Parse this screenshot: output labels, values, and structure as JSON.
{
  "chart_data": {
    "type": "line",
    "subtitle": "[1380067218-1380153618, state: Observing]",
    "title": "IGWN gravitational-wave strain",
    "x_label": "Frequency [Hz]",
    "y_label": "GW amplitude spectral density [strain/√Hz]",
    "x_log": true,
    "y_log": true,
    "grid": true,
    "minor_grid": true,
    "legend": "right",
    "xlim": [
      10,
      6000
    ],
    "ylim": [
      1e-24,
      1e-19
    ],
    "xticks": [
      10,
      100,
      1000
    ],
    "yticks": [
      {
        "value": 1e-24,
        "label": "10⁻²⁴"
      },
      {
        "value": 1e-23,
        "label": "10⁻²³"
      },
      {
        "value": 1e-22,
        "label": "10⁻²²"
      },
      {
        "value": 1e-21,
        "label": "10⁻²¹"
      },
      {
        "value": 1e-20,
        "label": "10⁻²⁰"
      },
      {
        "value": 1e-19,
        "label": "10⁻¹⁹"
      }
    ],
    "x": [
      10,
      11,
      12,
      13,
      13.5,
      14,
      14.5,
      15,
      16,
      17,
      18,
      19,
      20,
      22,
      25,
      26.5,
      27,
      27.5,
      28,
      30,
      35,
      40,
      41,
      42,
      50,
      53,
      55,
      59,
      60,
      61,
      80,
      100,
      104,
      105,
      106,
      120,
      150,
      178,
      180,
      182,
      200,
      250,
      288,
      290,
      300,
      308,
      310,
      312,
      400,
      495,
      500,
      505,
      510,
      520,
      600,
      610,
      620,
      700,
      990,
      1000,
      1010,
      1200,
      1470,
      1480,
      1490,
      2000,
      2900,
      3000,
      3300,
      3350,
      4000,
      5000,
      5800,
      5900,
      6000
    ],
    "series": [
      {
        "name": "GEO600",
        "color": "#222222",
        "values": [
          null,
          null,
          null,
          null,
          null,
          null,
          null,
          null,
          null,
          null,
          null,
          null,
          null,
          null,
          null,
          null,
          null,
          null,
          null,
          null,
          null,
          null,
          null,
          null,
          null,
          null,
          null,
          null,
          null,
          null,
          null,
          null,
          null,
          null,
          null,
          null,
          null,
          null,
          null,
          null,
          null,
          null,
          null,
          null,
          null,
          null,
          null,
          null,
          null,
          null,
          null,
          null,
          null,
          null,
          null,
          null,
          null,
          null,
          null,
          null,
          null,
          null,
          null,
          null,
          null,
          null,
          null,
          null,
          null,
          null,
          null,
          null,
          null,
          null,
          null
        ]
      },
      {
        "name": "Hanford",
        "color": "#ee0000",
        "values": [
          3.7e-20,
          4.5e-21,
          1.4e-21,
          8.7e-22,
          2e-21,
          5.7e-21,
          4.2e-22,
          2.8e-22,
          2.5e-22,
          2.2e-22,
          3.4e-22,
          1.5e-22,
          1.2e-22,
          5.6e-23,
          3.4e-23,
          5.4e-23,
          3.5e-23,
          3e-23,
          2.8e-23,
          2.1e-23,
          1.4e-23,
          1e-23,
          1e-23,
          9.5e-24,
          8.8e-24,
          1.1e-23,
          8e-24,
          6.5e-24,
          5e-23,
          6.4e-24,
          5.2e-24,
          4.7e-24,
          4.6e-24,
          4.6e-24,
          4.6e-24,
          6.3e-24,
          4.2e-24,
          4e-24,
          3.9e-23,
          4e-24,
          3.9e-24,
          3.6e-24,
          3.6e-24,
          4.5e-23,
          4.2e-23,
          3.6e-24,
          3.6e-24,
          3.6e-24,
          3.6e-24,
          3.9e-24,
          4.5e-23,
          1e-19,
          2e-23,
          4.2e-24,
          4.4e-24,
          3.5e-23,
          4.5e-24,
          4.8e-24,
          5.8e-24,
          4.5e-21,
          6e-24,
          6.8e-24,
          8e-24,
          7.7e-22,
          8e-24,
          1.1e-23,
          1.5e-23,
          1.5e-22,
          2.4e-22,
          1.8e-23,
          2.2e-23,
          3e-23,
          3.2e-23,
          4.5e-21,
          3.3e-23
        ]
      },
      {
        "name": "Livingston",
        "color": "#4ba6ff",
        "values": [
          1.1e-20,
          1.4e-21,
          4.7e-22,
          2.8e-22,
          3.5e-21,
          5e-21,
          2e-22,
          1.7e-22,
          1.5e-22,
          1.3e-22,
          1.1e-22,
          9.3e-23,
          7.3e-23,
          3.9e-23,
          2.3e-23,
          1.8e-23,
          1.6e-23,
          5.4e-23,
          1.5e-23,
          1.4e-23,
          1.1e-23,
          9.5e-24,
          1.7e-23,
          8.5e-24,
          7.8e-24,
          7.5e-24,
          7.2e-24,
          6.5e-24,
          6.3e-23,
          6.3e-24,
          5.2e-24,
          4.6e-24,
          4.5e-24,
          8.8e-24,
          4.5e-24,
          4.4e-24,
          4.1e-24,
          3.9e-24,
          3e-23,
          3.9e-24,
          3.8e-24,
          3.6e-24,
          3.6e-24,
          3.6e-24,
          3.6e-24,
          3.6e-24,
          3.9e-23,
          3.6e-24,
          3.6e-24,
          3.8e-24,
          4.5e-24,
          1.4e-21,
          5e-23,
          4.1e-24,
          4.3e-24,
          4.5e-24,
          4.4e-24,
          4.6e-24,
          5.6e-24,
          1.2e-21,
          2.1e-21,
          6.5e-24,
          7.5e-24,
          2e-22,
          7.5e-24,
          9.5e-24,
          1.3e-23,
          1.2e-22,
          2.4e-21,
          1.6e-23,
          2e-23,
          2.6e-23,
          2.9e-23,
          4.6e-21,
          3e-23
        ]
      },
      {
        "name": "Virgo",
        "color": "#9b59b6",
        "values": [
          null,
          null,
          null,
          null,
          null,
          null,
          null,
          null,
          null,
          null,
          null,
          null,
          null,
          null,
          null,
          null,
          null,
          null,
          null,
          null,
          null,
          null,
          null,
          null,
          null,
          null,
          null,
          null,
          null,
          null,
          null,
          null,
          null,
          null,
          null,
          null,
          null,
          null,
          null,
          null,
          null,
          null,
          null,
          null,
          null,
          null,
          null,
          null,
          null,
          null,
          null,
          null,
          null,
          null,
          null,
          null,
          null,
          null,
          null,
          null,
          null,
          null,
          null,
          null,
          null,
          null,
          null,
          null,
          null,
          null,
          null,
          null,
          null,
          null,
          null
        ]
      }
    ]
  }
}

——

**STATED PROBLEM:** Set all of the records down again, exactly as they stand.

**SOLUTION FOR THIS TASK:**
Parse this screenshot: output labels, values, and structure as JSON.
{
  "chart_data": {
    "type": "line",
    "subtitle": "[1380067218-1380153618, state: Observing]",
    "title": "IGWN gravitational-wave strain",
    "x_label": "Frequency [Hz]",
    "y_label": "GW amplitude spectral density [strain/√Hz]",
    "x_log": true,
    "y_log": true,
    "grid": true,
    "minor_grid": true,
    "legend": "right",
    "xlim": [
      10,
      6000
    ],
    "ylim": [
      1e-24,
      1e-19
    ],
    "xticks": [
      10,
      100,
      1000
    ],
    "yticks": [
      {
        "value": 1e-24,
        "label": "10⁻²⁴"
      },
      {
        "value": 1e-23,
        "label": "10⁻²³"
      },
      {
        "value": 1e-22,
        "label": "10⁻²²"
      },
      {
        "value": 1e-21,
        "label": "10⁻²¹"
      },
      {
        "value": 1e-20,
        "label": "10⁻²⁰"
      },
      {
        "value": 1e-19,
        "label": "10⁻¹⁹"
      }
    ],
    "x": [
      10,
      11,
      12,
      13,
      13.5,
      14,
      14.5,
      15,
      16,
      17,
      18,
      19,
      20,
      22,
      25,
      26.5,
      27,
      27.5,
      28,
      30,
      35,
      40,
      41,
      42,
      50,
      53,
      55,
      59,
      60,
      61,
      80,
      100,
      104,
      105,
      106,
      120,
      150,
      178,
      180,
      182,
      200,
      250,
      288,
      290,
      300,
      308,
      310,
      312,
      400,
      495,
      500,
      505,
      510,
      520,
      600,
      610,
      620,
      700,
      990,
      1000,
      1010,
      1200,
      1470,
      1480,
      1490,
      2000,
      2900,
      3000,
      3300,
      3350,
      4000,
      5000,
      5800,
      5900,
      6000
    ],
    "series": [
      {
        "name": "GEO600",
        "color": "#222222",
        "values": [
          null,
          null,
          null,
          null,
          null,
          null,
          null,
          null,
          null,
          null,
          null,
          null,
          null,
          null,
          null,
          null,
          null,
          null,
          null,
          null,
          null,
          null,
          null,
          null,
          null,
          null,
          null,
          null,
          null,
          null,
          null,
          null,
          null,
          null,
          null,
          null,
          null,
          null,
          null,
          null,
          null,
          null,
          null,
          null,
          null,
          null,
          null,
          null,
          null,
          null,
          null,
          null,
          null,
          null,
          null,
          null,
          null,
          null,
          null,
          null,
          null,
          null,
          null,
          null,
          null,
          null,
          null,
          null,
          null,
          null,
          null,
          null,
          null,
          null,
          null
        ]
      },
      {
        "name": "Hanford",
        "color": "#ee0000",
        "values": [
          3.7e-20,
          4.5e-21,
          1.4e-21,
          8.7e-22,
          2e-21,
          5.7e-21,
          4.2e-22,
          2.8e-22,
          2.5e-22,
          2.2e-22,
          3.4e-22,
          1.5e-22,
          1.2e-22,
          5.6e-23,
          3.4e-23,
          5.4e-23,
          3.5e-23,
          3e-23,
          2.8e-23,
          2.1e-23,
          1.4e-23,
          1e-23,
          1e-23,
          9.5e-24,
          8.8e-24,
          1.1e-23,
          8e-24,
          6.5e-24,
          5e-23,
          6.4e-24,
          5.2e-24,
          4.7e-24,
          4.6e-24,
          4.6e-24,
          4.6e-24,
          6.3e-24,
          4.2e-24,
          4e-24,
          3.9e-23,
          4e-24,
          3.9e-24,
          3.6e-24,
          3.6e-24,
          4.5e-23,
          4.2e-23,
          3.6e-24,
          3.6e-24,
          3.6e-24,
          3.6e-24,
          3.9e-24,
          4.5e-23,
          1e-19,
          2e-23,
          4.2e-24,
          4.4e-24,
          3.5e-23,
          4.5e-24,
          4.8e-24,
          5.8e-24,
          4.5e-21,
          6e-24,
          6.8e-24,
          8e-24,
          7.7e-22,
          8e-24,
          1.1e-23,
          1.5e-23,
          1.5e-22,
          2.4e-22,
          1.8e-23,
          2.2e-23,
          3e-23,
          3.2e-23,
          4.5e-21,
          3.3e-23
        ]
      },
      {
        "name": "Livingston",
        "color": "#4ba6ff",
        "values": [
          1.1e-20,
          1.4e-21,
          4.7e-22,
          2.8e-22,
          3.5e-21,
          5e-21,
          2e-22,
          1.7e-22,
          1.5e-22,
          1.3e-22,
          1.1e-22,
          9.3e-23,
          7.3e-23,
          3.9e-23,
          2.3e-23,
          1.8e-23,
          1.6e-23,
          5.4e-23,
          1.5e-23,
          1.4e-23,
          1.1e-23,
          9.5e-24,
          1.7e-23,
          8.5e-24,
          7.8e-24,
          7.5e-24,
          7.2e-24,
          6.5e-24,
          6.3e-23,
          6.3e-24,
          5.2e-24,
          4.6e-24,
          4.5e-24,
          8.8e-24,
          4.5e-24,
          4.4e-24,
          4.1e-24,
          3.9e-24,
          3e-23,
          3.9e-24,
          3.8e-24,
          3.6e-24,
          3.6e-24,
          3.6e-24,
          3.6e-24,
          3.6e-24,
          3.9e-23,
          3.6e-24,
          3.6e-24,
          3.8e-24,
          4.5e-24,
          1.4e-21,
          5e-23,
          4.1e-24,
          4.3e-24,
          4.5e-24,
          4.4e-24,
          4.6e-24,
          5.6e-24,
          1.2e-21,
          2.1e-21,
          6.5e-24,
          7.5e-24,
          2e-22,
          7.5e-24,
          9.5e-24,
          1.3e-23,
          1.2e-22,
          2.4e-21,
          1.6e-23,
          2e-23,
          2.6e-23,
          2.9e-23,
          4.6e-21,
          3e-23
        ]
      },
      {
        "name": "Virgo",
        "color": "#9b59b6",
        "values": [
          null,
          null,
          null,
          null,
          null,
          null,
          null,
          null,
          null,
          null,
          null,
          null,
          null,
          null,
          null,
          null,
          null,
          null,
          null,
          null,
          null,
          null,
          null,
          null,
          null,
          null,
          null,
          null,
          null,
          null,
          null,
          null,
          null,
          null,
          null,
          null,
          null,
          null,
          null,
          null,
          null,
          null,
          null,
          null,
          null,
          null,
          null,
          null,
          null,
          null,
          null,
          null,
          null,
          null,
          null,
          null,
          null,
          null,
          null,
          null,
          null,
          null,
          null,
          null,
          null,
          null,
          null,
          null,
          null,
          null,
          null,
          null,
          null,
          null,
          null
        ]
      }
    ]
  }
}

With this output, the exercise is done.